## [Task objective]
In the data below, find every line that has the string "this", and copy it.

## [Figure record listings]
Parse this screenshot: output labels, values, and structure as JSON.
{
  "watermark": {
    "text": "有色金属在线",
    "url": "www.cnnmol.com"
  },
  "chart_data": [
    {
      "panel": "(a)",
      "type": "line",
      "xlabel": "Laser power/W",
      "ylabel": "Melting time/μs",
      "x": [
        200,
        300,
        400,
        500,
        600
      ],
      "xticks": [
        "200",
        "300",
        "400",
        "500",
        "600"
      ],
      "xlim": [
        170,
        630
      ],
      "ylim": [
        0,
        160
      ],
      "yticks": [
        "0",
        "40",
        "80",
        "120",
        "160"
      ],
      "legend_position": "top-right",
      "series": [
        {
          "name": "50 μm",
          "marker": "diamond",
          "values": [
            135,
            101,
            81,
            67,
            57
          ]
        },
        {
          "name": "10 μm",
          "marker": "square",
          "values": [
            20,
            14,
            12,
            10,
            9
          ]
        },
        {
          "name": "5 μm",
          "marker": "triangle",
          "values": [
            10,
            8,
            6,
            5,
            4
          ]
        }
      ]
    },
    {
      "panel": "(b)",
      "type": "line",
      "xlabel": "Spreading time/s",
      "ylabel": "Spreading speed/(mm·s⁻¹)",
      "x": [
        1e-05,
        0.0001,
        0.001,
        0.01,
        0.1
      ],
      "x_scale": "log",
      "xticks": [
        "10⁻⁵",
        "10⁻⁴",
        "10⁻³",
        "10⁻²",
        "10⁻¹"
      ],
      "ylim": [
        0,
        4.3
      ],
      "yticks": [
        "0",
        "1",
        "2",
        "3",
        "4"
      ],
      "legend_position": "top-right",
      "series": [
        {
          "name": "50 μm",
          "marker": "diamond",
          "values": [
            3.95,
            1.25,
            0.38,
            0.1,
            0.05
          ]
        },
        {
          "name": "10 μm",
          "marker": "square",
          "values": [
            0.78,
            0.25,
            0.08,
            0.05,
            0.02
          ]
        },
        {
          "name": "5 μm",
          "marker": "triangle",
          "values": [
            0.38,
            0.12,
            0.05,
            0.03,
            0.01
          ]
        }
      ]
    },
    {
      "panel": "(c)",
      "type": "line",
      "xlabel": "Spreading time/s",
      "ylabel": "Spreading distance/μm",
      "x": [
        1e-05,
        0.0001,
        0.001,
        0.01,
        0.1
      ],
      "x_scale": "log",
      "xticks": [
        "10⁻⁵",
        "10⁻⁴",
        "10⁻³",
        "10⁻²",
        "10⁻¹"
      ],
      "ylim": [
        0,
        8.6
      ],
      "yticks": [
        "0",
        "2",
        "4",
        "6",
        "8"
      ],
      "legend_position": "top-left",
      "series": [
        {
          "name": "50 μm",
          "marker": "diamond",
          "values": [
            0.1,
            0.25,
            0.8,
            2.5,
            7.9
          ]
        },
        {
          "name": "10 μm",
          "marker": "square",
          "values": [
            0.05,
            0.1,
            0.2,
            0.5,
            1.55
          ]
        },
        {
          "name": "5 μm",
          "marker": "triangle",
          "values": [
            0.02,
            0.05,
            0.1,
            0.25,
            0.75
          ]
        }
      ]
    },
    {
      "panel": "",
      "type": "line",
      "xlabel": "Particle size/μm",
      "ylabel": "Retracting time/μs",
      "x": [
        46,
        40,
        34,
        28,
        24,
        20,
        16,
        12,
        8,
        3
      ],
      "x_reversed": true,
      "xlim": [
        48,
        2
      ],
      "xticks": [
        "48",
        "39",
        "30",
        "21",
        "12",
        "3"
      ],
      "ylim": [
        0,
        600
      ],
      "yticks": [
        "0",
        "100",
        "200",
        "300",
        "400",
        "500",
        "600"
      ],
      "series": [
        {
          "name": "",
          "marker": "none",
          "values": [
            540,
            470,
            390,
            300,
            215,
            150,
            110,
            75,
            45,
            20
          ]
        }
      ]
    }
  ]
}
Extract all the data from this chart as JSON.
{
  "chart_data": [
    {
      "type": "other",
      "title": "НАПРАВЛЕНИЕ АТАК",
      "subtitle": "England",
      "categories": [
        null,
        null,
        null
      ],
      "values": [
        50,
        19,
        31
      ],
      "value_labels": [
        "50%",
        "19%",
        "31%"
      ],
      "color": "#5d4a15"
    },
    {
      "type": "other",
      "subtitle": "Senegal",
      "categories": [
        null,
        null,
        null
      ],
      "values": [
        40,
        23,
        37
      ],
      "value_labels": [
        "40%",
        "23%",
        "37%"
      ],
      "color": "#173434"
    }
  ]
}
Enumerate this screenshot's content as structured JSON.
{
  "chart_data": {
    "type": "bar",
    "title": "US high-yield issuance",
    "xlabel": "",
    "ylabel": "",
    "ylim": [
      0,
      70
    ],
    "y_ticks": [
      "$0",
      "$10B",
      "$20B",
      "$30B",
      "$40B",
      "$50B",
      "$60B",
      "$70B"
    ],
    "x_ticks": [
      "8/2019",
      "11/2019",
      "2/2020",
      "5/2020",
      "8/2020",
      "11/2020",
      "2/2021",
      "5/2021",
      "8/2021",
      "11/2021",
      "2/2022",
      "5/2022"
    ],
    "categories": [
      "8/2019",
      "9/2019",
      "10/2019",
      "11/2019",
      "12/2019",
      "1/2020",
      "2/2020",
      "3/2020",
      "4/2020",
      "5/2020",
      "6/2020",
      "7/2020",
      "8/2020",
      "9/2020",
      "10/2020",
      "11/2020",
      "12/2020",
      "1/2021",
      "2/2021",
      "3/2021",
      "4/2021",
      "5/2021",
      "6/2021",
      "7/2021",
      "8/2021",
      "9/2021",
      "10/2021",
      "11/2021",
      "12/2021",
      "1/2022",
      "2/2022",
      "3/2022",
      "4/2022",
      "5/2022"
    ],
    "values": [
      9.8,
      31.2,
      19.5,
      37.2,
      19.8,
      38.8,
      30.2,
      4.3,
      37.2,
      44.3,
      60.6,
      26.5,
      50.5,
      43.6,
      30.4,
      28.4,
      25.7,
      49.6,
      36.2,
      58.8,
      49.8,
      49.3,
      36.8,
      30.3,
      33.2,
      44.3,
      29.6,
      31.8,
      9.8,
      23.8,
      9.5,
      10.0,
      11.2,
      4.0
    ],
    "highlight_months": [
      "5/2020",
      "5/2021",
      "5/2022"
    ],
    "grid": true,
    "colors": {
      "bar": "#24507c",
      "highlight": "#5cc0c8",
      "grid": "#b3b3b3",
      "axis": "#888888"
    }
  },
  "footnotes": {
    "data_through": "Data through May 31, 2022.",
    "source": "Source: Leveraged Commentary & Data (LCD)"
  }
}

## [Problem solution]
Parse this screenshot: output labels, values, and structure as JSON.
Extract all the data from this chart as JSON.
Enumerate this screenshot's content as structured JSON.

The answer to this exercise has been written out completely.